··· Material provided

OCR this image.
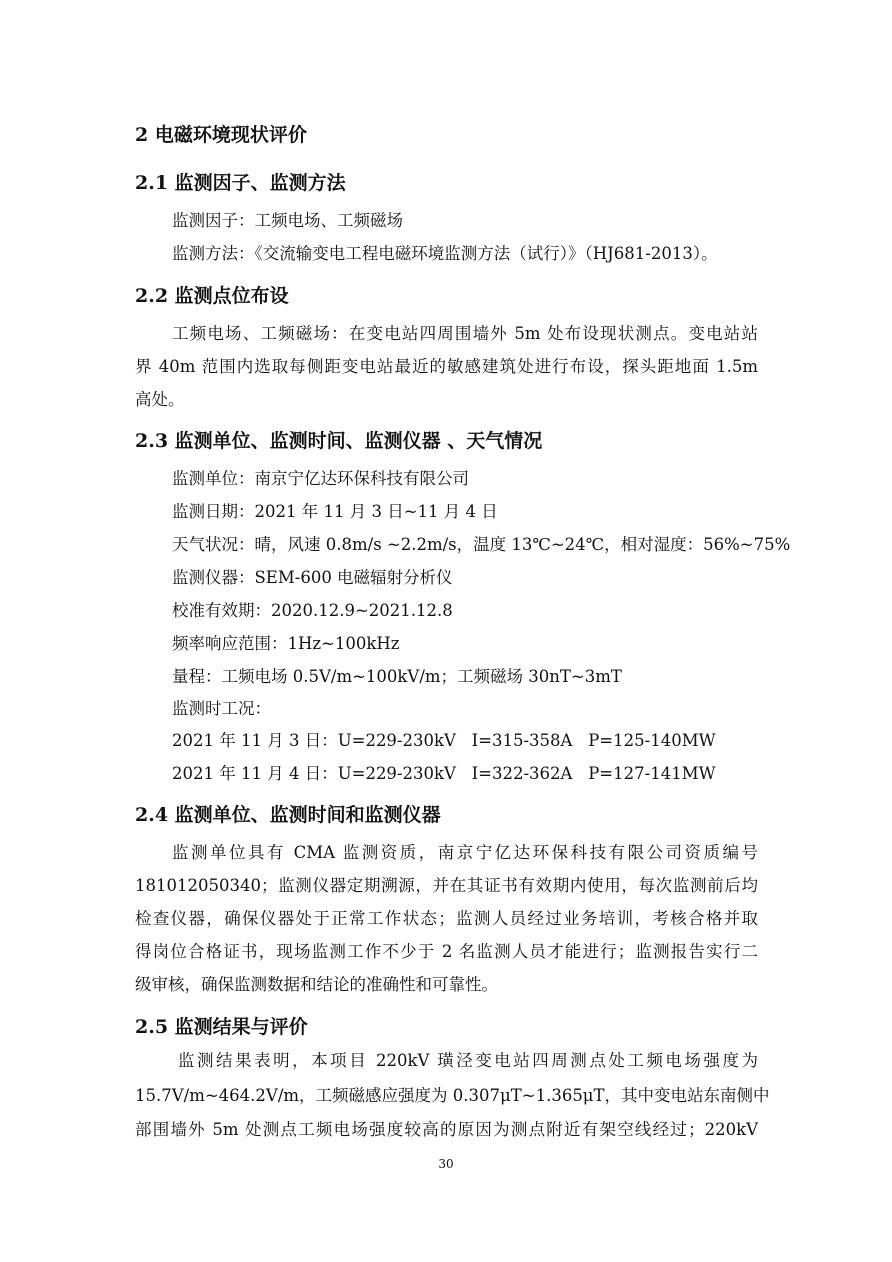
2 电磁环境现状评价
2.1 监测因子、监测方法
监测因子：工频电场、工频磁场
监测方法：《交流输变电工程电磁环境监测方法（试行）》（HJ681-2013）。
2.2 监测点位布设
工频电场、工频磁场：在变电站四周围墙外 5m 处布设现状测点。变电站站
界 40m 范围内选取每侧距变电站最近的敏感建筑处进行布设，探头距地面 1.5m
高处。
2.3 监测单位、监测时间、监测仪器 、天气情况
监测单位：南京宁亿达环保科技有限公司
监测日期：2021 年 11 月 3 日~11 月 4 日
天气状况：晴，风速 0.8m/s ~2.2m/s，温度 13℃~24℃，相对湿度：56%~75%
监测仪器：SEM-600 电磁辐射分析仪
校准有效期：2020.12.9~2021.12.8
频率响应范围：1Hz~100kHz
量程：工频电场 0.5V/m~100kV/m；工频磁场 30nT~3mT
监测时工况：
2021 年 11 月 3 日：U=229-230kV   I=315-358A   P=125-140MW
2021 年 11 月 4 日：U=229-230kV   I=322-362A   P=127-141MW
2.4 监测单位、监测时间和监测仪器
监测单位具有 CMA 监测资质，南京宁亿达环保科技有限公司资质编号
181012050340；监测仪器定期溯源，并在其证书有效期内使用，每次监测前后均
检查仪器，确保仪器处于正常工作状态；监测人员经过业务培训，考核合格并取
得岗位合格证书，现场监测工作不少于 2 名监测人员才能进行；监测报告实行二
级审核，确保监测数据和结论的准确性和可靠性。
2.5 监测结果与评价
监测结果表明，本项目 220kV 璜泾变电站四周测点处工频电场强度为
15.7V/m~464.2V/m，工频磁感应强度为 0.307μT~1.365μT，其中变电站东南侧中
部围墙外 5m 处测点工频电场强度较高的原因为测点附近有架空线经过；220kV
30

······

▸ Task to complete
For the data above, state only how many lines include the word "监测方法".

▸ Response to the task
2